— AIM —
Please copy out the material below word for word, keeping every line as it appears.

--- DATA RECORDS ---

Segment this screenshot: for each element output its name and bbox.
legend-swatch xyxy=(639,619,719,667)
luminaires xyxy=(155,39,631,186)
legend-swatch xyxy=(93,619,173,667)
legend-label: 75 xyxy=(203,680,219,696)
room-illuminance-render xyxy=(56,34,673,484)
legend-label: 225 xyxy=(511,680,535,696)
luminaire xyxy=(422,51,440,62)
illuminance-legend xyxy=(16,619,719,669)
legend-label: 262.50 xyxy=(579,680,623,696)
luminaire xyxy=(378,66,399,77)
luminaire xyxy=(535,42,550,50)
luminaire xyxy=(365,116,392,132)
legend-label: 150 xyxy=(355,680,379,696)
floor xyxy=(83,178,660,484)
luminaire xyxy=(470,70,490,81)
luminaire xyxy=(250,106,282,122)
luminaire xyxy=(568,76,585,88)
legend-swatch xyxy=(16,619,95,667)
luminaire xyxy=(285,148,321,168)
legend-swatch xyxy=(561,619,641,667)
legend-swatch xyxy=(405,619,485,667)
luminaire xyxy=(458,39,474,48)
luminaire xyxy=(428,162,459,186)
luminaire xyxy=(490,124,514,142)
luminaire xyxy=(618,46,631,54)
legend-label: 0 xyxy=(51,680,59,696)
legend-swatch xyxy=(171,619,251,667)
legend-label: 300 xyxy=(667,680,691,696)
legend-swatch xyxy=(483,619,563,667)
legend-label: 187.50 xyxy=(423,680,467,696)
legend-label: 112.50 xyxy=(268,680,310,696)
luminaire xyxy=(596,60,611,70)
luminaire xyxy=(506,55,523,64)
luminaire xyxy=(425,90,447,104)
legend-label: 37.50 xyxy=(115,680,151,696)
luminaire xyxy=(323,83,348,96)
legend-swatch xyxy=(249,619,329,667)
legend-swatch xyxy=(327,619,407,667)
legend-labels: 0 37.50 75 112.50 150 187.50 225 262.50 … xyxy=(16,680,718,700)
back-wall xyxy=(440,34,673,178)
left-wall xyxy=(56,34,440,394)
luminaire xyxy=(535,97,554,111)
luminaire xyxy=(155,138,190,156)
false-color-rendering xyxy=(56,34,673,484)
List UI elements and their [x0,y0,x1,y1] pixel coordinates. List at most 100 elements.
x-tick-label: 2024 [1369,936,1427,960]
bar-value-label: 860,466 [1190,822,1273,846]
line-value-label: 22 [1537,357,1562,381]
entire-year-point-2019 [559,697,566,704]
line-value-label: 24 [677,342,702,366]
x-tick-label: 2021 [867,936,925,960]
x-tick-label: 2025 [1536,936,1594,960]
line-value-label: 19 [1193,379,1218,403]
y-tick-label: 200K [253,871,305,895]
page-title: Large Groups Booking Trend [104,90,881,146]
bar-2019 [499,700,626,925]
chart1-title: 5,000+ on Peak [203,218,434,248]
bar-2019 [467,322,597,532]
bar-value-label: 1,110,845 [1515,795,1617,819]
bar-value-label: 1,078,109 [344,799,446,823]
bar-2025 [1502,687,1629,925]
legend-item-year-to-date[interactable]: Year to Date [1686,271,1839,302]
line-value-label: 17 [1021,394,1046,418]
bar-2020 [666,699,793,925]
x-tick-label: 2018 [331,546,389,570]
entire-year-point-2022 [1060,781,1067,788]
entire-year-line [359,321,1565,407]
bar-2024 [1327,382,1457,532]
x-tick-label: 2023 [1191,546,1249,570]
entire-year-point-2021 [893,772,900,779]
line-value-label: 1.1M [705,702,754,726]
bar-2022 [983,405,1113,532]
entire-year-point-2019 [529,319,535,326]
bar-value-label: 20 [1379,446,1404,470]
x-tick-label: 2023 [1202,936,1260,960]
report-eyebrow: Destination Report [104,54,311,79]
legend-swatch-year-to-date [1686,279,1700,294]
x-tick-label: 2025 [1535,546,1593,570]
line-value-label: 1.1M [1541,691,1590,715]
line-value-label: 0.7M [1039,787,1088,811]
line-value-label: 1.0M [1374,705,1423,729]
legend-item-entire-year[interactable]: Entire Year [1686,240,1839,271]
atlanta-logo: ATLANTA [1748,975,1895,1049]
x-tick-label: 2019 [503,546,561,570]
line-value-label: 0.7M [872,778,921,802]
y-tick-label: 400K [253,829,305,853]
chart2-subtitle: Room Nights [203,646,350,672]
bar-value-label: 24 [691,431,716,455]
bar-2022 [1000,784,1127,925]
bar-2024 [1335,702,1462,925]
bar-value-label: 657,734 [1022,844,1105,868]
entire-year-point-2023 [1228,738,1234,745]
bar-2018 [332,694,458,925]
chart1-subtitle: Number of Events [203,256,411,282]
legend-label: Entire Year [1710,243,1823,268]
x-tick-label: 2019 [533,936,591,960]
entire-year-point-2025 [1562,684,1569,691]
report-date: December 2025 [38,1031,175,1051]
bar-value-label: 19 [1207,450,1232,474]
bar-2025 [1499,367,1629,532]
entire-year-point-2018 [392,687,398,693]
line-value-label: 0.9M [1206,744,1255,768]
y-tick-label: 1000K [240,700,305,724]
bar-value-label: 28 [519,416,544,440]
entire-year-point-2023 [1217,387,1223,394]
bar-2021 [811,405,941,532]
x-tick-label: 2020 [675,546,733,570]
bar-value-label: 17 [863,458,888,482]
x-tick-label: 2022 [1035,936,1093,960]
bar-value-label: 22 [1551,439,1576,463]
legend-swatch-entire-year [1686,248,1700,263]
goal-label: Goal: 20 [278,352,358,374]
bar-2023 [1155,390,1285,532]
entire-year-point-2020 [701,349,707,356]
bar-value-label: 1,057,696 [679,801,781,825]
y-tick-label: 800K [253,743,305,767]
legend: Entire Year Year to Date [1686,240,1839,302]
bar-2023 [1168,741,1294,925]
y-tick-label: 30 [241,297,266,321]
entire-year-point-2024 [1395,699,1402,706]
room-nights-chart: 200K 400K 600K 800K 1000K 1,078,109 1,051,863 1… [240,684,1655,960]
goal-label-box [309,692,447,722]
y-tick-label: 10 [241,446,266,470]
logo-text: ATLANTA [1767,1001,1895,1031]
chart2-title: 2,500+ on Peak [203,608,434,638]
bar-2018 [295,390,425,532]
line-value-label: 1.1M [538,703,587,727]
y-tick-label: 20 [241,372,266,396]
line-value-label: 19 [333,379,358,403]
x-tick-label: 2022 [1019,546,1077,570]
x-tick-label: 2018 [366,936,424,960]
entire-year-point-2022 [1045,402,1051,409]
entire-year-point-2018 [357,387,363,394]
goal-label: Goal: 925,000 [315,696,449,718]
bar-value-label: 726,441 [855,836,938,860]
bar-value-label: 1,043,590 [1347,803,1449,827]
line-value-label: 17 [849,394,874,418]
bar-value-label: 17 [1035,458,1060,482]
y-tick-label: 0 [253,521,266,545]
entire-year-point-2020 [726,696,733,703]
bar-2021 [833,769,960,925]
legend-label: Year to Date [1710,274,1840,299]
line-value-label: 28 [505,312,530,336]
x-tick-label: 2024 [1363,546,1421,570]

---

— OUTPUT FOR THIS EXERCISE —
Segment this screenshot: for each element output its name and bbox.
legend-swatch xyxy=(639,619,719,667)
luminaires xyxy=(155,39,631,186)
legend-swatch xyxy=(93,619,173,667)
legend-label: 75 xyxy=(203,680,219,696)
room-illuminance-render xyxy=(56,34,673,484)
legend-label: 225 xyxy=(511,680,535,696)
luminaire xyxy=(422,51,440,62)
illuminance-legend xyxy=(16,619,719,669)
legend-label: 262.50 xyxy=(579,680,623,696)
luminaire xyxy=(378,66,399,77)
luminaire xyxy=(535,42,550,50)
luminaire xyxy=(365,116,392,132)
legend-label: 150 xyxy=(355,680,379,696)
floor xyxy=(83,178,660,484)
luminaire xyxy=(470,70,490,81)
luminaire xyxy=(250,106,282,122)
luminaire xyxy=(568,76,585,88)
legend-swatch xyxy=(16,619,95,667)
luminaire xyxy=(285,148,321,168)
legend-swatch xyxy=(561,619,641,667)
legend-swatch xyxy=(405,619,485,667)
luminaire xyxy=(458,39,474,48)
luminaire xyxy=(428,162,459,186)
luminaire xyxy=(490,124,514,142)
luminaire xyxy=(618,46,631,54)
legend-label: 0 xyxy=(51,680,59,696)
legend-swatch xyxy=(171,619,251,667)
legend-label: 300 xyxy=(667,680,691,696)
legend-swatch xyxy=(483,619,563,667)
legend-label: 187.50 xyxy=(423,680,467,696)
legend-label: 112.50 xyxy=(268,680,310,696)
luminaire xyxy=(596,60,611,70)
luminaire xyxy=(506,55,523,64)
luminaire xyxy=(425,90,447,104)
legend-label: 37.50 xyxy=(115,680,151,696)
luminaire xyxy=(323,83,348,96)
legend-swatch xyxy=(249,619,329,667)
legend-swatch xyxy=(327,619,407,667)
legend-labels: 0 37.50 75 112.50 150 187.50 225 262.50 … xyxy=(16,680,718,700)
back-wall xyxy=(440,34,673,178)
left-wall xyxy=(56,34,440,394)
luminaire xyxy=(535,97,554,111)
luminaire xyxy=(155,138,190,156)
false-color-rendering xyxy=(56,34,673,484)
List UI elements and their [x0,y0,x1,y1] pixel coordinates. List at most 100 elements.
x-tick-label: 2024 [1369,936,1427,960]
bar-value-label: 860,466 [1190,822,1273,846]
line-value-label: 22 [1537,357,1562,381]
entire-year-point-2019 [559,697,566,704]
line-value-label: 24 [677,342,702,366]
x-tick-label: 2021 [867,936,925,960]
x-tick-label: 2025 [1536,936,1594,960]
line-value-label: 19 [1193,379,1218,403]
y-tick-label: 200K [253,871,305,895]
page-title: Large Groups Booking Trend [104,90,881,146]
bar-2019 [499,700,626,925]
chart1-title: 5,000+ on Peak [203,218,434,248]
bar-2019 [467,322,597,532]
bar-value-label: 1,110,845 [1515,795,1617,819]
bar-value-label: 1,078,109 [344,799,446,823]
bar-2025 [1502,687,1629,925]
legend-item-year-to-date[interactable]: Year to Date [1686,271,1839,302]
line-value-label: 17 [1021,394,1046,418]
bar-2020 [666,699,793,925]
x-tick-label: 2018 [331,546,389,570]
entire-year-point-2022 [1060,781,1067,788]
entire-year-line [359,321,1565,407]
bar-2024 [1327,382,1457,532]
x-tick-label: 2023 [1191,546,1249,570]
entire-year-point-2021 [893,772,900,779]
line-value-label: 1.1M [705,702,754,726]
bar-2022 [983,405,1113,532]
entire-year-point-2019 [529,319,535,326]
bar-value-label: 20 [1379,446,1404,470]
x-tick-label: 2023 [1202,936,1260,960]
report-eyebrow: Destination Report [104,54,311,79]
legend-swatch-year-to-date [1686,279,1700,294]
x-tick-label: 2025 [1535,546,1593,570]
line-value-label: 1.1M [1541,691,1590,715]
line-value-label: 0.7M [1039,787,1088,811]
line-value-label: 1.0M [1374,705,1423,729]
legend-item-entire-year[interactable]: Entire Year [1686,240,1839,271]
atlanta-logo: ATLANTA [1748,975,1895,1049]
x-tick-label: 2019 [503,546,561,570]
line-value-label: 0.7M [872,778,921,802]
y-tick-label: 400K [253,829,305,853]
chart2-subtitle: Room Nights [203,646,350,672]
bar-value-label: 24 [691,431,716,455]
bar-2022 [1000,784,1127,925]
bar-2024 [1335,702,1462,925]
bar-value-label: 657,734 [1022,844,1105,868]
entire-year-point-2023 [1228,738,1234,745]
bar-2018 [332,694,458,925]
chart1-subtitle: Number of Events [203,256,411,282]
legend-label: Entire Year [1710,243,1823,268]
x-tick-label: 2019 [533,936,591,960]
entire-year-point-2025 [1562,684,1569,691]
report-date: December 2025 [38,1031,175,1051]
bar-value-label: 19 [1207,450,1232,474]
bar-2025 [1499,367,1629,532]
entire-year-point-2018 [392,687,398,693]
line-value-label: 0.9M [1206,744,1255,768]
y-tick-label: 1000K [240,700,305,724]
bar-value-label: 28 [519,416,544,440]
entire-year-point-2023 [1217,387,1223,394]
bar-2021 [811,405,941,532]
x-tick-label: 2020 [675,546,733,570]
bar-value-label: 17 [863,458,888,482]
x-tick-label: 2022 [1035,936,1093,960]
bar-value-label: 22 [1551,439,1576,463]
legend-swatch-entire-year [1686,248,1700,263]
goal-label: Goal: 20 [278,352,358,374]
bar-2023 [1155,390,1285,532]
entire-year-point-2020 [701,349,707,356]
bar-value-label: 1,057,696 [679,801,781,825]
y-tick-label: 800K [253,743,305,767]
legend: Entire Year Year to Date [1686,240,1839,302]
bar-2023 [1168,741,1294,925]
y-tick-label: 30 [241,297,266,321]
entire-year-point-2024 [1395,699,1402,706]
room-nights-chart: 200K 400K 600K 800K 1000K 1,078,109 1,051,863 1… [240,684,1655,960]
goal-label-box [309,692,447,722]
y-tick-label: 10 [241,446,266,470]
logo-text: ATLANTA [1767,1001,1895,1031]
chart2-title: 2,500+ on Peak [203,608,434,638]
bar-2018 [295,390,425,532]
line-value-label: 1.1M [538,703,587,727]
y-tick-label: 20 [241,372,266,396]
line-value-label: 19 [333,379,358,403]
x-tick-label: 2022 [1019,546,1077,570]
x-tick-label: 2018 [366,936,424,960]
entire-year-point-2022 [1045,402,1051,409]
entire-year-point-2018 [357,387,363,394]
goal-label: Goal: 925,000 [315,696,449,718]
bar-value-label: 726,441 [855,836,938,860]
bar-value-label: 1,043,590 [1347,803,1449,827]
line-value-label: 17 [849,394,874,418]
bar-value-label: 17 [1035,458,1060,482]
y-tick-label: 0 [253,521,266,545]
entire-year-point-2020 [726,696,733,703]
bar-2021 [833,769,960,925]
legend-label: Year to Date [1710,274,1840,299]
line-value-label: 28 [505,312,530,336]
x-tick-label: 2024 [1363,546,1421,570]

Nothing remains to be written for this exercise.